--- Material supplied ---

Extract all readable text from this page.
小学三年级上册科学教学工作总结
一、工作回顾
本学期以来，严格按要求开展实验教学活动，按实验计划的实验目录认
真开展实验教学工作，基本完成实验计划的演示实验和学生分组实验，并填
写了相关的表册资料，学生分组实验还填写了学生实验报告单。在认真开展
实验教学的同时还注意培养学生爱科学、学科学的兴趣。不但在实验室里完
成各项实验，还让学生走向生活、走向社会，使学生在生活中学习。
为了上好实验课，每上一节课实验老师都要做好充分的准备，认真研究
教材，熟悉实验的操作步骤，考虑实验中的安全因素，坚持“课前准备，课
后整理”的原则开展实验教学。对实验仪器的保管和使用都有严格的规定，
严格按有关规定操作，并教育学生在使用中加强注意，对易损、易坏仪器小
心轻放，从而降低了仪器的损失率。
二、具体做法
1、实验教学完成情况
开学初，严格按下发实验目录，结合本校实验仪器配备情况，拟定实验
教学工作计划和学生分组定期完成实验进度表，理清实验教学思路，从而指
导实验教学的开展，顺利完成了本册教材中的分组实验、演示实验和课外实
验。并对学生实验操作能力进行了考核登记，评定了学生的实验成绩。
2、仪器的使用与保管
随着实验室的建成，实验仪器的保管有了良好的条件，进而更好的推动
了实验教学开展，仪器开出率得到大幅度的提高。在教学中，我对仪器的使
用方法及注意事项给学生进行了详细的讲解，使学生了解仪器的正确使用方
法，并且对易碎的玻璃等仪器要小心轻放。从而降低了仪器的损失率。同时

---
--- Material supplied ---

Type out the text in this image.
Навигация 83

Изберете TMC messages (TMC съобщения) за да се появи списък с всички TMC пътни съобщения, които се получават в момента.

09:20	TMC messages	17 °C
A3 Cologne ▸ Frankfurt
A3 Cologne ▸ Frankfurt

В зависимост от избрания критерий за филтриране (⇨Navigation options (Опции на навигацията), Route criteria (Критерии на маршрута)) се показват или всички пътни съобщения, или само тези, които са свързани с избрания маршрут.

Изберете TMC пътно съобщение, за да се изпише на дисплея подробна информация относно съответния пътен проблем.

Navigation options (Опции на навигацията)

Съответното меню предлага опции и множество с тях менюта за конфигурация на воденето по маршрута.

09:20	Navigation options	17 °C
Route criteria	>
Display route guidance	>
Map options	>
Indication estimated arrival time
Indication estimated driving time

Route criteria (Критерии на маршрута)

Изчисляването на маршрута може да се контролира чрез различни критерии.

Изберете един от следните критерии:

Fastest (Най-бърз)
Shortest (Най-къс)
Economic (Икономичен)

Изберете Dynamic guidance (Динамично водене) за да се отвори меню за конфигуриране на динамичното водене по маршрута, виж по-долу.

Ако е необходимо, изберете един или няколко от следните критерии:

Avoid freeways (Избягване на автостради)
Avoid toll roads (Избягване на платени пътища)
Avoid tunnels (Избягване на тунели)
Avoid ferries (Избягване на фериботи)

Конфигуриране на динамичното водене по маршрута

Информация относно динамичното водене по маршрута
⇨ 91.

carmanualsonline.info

---

[Problem to solve] Copy every line that includes the string "всички" from the material above.

[Expected answer]
Изберете TMC messages (TMC съобщения) за да се появи списък с всички TMC пътни съобщения, които се получават в момента.
В зависимост от избрания критерий за филтриране (⇨Navigation options (Опции на навигацията), Route criteria (Критерии на маршрута)) се показват или всички пътни съобщения, или само тези, които са свързани с избрания маршрут.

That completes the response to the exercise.